Passage du texte:

Niveau de juridiction National, Suprême
Juridiction Cour de Cassation
Formation 2ème chambre civile
Date
Numéro 0416156
Numéro Jus Luminum J167118
Président M. Dintilhac
Zone géographique fr
Langue fr
Dernière mise à jour 10.11.2007

Audience publique du 10 novembre 2005 Rejet

N° de pourvoi : 04-16156

Publié au bulWTO.n Président : M. Dintilhac.

Rapporteur : M. Lafargue. Avocat général : M. Domingo. Avocat : Me Le Prado.

Extraits de données:
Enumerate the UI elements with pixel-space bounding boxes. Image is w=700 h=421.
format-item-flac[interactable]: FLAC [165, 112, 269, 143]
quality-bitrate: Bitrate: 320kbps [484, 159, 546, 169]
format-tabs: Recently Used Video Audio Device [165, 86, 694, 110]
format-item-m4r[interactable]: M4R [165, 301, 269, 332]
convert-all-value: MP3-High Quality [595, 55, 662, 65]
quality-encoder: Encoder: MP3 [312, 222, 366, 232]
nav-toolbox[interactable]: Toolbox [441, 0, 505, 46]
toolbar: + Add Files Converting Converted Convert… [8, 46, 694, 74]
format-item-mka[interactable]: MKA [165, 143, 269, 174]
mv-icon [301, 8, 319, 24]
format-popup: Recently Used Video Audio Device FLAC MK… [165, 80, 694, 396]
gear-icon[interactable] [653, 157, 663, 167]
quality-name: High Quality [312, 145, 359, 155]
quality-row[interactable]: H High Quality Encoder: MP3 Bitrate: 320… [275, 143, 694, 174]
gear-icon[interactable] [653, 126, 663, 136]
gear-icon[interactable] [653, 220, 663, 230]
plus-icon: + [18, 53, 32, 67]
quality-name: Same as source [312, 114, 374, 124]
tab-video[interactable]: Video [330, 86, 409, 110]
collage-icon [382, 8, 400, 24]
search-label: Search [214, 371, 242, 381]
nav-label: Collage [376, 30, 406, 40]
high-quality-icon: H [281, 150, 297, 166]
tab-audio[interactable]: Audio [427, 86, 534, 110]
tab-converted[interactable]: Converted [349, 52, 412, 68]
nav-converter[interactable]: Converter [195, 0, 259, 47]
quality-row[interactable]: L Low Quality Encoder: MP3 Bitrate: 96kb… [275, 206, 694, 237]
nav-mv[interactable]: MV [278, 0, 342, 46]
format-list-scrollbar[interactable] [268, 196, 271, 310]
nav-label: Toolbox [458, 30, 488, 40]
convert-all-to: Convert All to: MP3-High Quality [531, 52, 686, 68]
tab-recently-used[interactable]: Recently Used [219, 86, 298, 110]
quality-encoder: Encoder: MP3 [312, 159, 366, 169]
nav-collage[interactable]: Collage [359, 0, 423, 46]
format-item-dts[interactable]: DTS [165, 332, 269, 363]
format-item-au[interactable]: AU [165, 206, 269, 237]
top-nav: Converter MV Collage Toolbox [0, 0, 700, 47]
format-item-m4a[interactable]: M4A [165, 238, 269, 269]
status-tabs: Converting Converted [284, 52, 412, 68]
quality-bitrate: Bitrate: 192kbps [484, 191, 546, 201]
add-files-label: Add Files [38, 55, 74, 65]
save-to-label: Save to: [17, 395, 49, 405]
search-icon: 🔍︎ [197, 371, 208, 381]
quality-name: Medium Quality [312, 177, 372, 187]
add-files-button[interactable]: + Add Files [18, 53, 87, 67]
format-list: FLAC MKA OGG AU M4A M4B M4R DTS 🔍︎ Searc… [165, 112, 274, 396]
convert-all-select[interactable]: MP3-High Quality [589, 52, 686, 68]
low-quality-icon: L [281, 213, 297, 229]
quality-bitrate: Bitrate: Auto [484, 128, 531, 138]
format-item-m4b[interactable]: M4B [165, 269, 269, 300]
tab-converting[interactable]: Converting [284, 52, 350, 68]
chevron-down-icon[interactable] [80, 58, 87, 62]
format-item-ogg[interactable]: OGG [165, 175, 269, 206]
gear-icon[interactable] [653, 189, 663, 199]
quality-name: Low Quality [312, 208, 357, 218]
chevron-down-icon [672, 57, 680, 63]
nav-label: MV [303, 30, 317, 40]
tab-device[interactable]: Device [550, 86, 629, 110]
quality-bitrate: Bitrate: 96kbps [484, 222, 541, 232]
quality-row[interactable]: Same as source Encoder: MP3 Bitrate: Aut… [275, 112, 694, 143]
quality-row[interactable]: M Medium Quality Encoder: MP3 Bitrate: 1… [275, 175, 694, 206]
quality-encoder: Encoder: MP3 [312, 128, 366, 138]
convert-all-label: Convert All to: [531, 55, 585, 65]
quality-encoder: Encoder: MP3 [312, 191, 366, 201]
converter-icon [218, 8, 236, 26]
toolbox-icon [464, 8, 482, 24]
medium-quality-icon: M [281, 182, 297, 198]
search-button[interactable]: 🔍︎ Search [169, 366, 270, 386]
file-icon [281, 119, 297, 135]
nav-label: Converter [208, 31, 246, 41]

Consigne: Recopiez à l'identique la partie de la notice de l'arrêt qui s'ouvre sur les mots contenant « Audience publique du » et se clôt sur « Me Le Prado. ».

Résultat obtenu:
Audience publique du 10 novembre 2005 Rejet

N° de pourvoi : 04-16156

Publié au bulWTO.n Président : M. Dintilhac.

Rapporteur : M. Lafargue. Avocat général : M. Domingo. Avocat : Me Le Prado.